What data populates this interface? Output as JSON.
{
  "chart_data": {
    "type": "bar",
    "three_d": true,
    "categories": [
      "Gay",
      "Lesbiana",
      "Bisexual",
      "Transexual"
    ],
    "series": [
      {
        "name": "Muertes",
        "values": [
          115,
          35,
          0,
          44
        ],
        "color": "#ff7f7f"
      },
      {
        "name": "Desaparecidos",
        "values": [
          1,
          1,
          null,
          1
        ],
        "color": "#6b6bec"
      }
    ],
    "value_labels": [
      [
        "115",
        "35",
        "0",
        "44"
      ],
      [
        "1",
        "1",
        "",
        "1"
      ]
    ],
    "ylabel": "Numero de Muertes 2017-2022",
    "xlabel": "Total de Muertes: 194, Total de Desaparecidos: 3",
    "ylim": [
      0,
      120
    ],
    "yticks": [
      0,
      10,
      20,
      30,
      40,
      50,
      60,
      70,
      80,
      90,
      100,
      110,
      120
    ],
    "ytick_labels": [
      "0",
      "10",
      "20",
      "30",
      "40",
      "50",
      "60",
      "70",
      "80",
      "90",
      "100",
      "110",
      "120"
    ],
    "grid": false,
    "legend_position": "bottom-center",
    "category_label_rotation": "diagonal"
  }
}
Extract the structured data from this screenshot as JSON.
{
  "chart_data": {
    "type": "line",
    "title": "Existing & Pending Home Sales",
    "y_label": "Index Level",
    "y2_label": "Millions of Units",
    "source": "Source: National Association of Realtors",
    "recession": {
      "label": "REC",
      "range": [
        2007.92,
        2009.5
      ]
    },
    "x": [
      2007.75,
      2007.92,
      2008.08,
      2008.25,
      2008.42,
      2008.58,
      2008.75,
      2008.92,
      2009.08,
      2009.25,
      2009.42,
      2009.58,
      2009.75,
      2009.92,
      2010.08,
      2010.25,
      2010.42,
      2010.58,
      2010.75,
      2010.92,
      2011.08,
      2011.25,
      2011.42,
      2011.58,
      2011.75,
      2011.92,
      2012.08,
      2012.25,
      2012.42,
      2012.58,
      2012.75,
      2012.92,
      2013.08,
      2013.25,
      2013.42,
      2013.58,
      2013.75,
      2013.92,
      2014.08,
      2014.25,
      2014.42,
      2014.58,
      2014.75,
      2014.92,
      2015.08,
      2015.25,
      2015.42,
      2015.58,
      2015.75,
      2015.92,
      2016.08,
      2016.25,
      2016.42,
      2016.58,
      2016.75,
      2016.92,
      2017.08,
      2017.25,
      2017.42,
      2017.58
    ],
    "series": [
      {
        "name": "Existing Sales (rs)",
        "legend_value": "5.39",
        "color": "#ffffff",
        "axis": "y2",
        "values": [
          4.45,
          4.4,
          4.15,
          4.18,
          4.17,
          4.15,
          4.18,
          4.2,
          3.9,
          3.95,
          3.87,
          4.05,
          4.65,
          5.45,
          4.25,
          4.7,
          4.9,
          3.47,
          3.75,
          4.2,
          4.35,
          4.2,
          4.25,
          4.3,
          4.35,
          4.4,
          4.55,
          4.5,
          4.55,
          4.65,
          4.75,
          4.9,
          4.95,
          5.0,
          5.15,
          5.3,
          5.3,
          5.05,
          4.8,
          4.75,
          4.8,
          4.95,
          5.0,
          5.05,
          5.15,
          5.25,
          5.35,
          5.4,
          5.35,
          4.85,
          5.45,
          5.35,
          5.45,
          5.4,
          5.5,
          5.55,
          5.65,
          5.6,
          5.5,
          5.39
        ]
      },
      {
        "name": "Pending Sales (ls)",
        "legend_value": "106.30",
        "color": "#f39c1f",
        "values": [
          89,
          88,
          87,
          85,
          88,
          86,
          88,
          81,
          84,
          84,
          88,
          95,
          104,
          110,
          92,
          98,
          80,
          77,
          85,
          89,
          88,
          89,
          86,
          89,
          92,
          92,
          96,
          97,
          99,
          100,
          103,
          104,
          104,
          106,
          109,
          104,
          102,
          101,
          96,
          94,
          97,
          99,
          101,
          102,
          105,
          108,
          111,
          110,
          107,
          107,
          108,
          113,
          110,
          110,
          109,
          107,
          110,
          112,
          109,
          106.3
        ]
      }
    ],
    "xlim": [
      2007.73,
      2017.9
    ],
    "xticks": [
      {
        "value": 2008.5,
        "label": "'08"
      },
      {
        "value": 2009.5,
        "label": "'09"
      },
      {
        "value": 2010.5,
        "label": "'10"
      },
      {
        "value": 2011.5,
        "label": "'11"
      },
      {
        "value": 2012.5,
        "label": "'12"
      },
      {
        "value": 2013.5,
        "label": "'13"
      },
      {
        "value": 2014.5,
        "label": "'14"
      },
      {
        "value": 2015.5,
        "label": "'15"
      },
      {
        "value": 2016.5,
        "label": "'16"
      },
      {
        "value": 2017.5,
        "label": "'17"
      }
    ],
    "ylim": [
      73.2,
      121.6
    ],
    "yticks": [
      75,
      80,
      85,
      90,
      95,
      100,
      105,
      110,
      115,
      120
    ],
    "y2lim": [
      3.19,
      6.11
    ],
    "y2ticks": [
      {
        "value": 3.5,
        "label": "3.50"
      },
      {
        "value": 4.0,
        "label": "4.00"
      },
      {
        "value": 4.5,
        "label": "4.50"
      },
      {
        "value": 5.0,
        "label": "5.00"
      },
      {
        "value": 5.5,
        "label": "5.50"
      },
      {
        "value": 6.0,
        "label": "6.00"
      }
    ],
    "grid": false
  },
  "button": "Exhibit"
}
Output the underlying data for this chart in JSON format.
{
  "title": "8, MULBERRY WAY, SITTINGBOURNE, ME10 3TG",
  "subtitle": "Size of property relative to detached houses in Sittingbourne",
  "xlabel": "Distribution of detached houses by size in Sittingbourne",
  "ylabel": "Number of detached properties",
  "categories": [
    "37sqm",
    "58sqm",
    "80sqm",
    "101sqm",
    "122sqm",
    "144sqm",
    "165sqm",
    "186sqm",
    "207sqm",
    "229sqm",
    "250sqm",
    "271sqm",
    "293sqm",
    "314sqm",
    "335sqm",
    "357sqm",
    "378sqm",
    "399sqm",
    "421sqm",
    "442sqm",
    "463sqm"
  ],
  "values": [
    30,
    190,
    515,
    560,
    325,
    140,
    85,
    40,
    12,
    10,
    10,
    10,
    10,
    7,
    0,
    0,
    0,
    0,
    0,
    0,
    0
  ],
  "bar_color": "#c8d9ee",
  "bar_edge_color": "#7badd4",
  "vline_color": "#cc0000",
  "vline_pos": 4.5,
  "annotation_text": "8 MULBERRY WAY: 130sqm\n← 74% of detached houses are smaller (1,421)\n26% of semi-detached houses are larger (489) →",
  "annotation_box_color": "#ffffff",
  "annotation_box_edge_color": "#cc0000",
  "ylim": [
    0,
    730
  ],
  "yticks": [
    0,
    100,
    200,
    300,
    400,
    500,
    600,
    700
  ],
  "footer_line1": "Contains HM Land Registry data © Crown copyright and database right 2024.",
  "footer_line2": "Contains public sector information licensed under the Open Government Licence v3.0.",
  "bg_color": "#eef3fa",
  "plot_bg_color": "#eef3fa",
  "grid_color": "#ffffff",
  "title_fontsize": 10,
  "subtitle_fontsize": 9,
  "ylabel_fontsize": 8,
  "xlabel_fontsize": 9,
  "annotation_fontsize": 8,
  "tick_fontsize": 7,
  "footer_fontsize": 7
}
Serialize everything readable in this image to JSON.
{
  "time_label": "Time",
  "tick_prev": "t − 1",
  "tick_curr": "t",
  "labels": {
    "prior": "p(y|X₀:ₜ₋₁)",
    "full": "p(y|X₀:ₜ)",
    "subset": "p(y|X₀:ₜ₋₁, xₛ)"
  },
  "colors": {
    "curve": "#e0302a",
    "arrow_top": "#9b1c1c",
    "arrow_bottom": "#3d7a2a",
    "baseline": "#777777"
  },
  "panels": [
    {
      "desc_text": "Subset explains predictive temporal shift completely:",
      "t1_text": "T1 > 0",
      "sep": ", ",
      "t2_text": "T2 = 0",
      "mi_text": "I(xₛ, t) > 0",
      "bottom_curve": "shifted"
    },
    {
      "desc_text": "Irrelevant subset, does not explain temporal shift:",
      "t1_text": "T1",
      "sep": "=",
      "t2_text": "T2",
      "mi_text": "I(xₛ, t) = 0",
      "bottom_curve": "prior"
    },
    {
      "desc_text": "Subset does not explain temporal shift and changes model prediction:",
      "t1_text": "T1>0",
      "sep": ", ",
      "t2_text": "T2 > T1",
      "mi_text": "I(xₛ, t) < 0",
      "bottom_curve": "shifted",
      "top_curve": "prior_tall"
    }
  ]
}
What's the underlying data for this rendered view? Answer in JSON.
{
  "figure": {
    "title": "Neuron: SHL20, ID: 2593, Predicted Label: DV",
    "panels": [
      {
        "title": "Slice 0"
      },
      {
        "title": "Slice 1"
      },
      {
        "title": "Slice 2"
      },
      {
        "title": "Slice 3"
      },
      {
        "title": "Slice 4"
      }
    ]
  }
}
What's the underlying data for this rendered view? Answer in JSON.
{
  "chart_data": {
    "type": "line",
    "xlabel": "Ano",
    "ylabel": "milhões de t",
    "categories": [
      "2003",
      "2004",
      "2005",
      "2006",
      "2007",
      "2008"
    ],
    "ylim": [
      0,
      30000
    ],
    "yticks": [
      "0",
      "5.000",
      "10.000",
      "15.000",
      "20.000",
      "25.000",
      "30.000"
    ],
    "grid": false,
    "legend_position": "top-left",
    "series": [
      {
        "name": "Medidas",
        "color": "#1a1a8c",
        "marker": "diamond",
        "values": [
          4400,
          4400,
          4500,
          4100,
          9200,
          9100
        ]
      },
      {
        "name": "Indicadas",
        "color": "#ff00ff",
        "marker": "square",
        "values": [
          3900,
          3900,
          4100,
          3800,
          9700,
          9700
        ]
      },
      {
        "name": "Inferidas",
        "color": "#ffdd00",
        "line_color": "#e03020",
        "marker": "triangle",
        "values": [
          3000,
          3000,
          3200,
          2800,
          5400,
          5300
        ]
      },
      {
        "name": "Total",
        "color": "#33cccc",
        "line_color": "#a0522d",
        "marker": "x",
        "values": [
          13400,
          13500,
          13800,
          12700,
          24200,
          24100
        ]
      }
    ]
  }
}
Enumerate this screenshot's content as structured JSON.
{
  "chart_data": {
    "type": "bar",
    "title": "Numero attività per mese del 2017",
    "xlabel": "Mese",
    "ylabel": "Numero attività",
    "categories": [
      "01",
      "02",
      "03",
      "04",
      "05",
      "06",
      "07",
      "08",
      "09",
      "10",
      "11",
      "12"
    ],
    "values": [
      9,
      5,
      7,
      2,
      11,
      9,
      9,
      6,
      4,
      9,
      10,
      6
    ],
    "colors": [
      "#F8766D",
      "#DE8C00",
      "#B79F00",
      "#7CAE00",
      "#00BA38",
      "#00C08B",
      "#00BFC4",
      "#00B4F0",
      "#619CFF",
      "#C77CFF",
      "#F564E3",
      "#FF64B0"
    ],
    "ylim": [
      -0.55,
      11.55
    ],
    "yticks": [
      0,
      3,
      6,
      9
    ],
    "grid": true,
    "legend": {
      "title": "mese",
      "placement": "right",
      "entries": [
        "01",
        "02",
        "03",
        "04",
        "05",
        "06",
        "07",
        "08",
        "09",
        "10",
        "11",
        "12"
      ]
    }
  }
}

= = = = =

Show each line of the listing that holds the string "Existing".

    "title": "Existing & Pending Home Sales",
        "name": "Existing Sales (rs)",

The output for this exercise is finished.